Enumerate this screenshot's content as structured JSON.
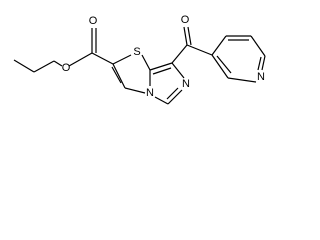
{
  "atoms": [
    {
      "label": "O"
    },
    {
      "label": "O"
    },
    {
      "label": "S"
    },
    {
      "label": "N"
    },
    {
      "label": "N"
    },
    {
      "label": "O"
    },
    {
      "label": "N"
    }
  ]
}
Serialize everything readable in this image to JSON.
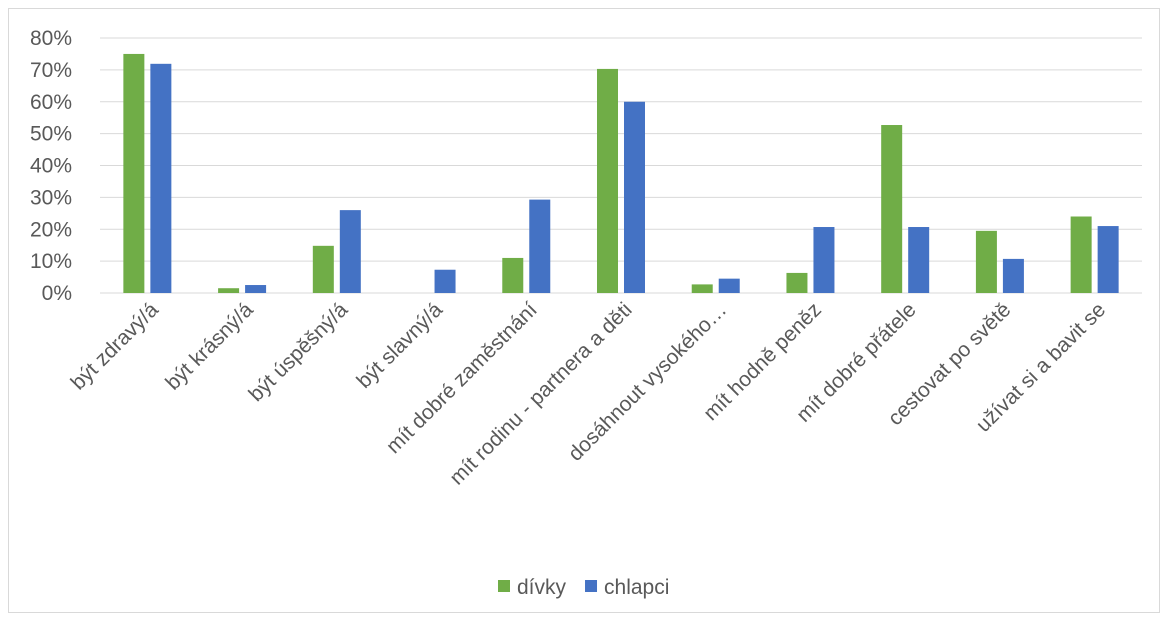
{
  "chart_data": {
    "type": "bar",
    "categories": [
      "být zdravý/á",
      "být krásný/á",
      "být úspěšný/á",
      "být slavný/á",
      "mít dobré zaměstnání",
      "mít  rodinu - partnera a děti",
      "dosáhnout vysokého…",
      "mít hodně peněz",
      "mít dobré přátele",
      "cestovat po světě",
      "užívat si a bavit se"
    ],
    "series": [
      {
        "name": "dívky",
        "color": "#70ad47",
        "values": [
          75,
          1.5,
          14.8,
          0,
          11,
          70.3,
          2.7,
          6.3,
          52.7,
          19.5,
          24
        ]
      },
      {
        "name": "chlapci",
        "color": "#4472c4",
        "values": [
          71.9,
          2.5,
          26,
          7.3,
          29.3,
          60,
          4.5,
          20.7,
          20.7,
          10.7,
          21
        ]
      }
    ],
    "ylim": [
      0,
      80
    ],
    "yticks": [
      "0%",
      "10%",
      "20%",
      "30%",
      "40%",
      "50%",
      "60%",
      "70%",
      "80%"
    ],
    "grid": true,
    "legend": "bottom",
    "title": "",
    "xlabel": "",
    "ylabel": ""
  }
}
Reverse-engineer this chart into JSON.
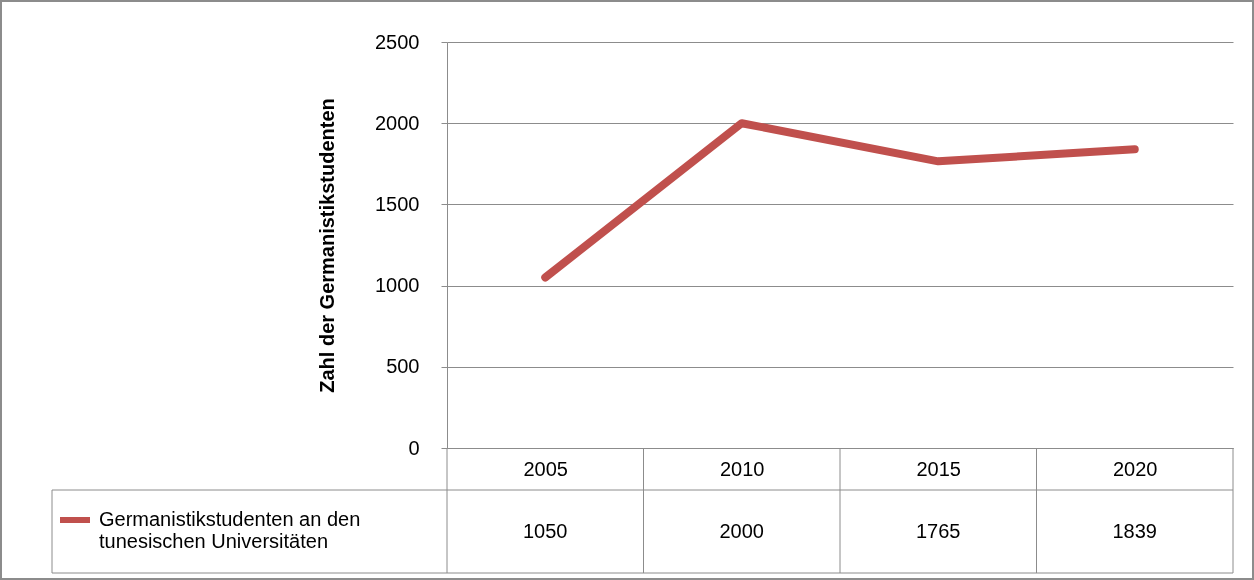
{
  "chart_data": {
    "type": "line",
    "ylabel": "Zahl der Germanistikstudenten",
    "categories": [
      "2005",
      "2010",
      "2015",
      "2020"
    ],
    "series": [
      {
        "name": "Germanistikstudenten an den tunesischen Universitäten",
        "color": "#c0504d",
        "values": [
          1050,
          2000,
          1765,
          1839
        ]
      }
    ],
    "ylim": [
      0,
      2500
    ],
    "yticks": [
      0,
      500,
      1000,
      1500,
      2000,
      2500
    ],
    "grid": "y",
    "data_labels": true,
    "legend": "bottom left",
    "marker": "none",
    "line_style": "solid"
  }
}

**********

__GOAL__
Output a single number: how many lines contain the word "JSON".

__FULL RESPONSE__
3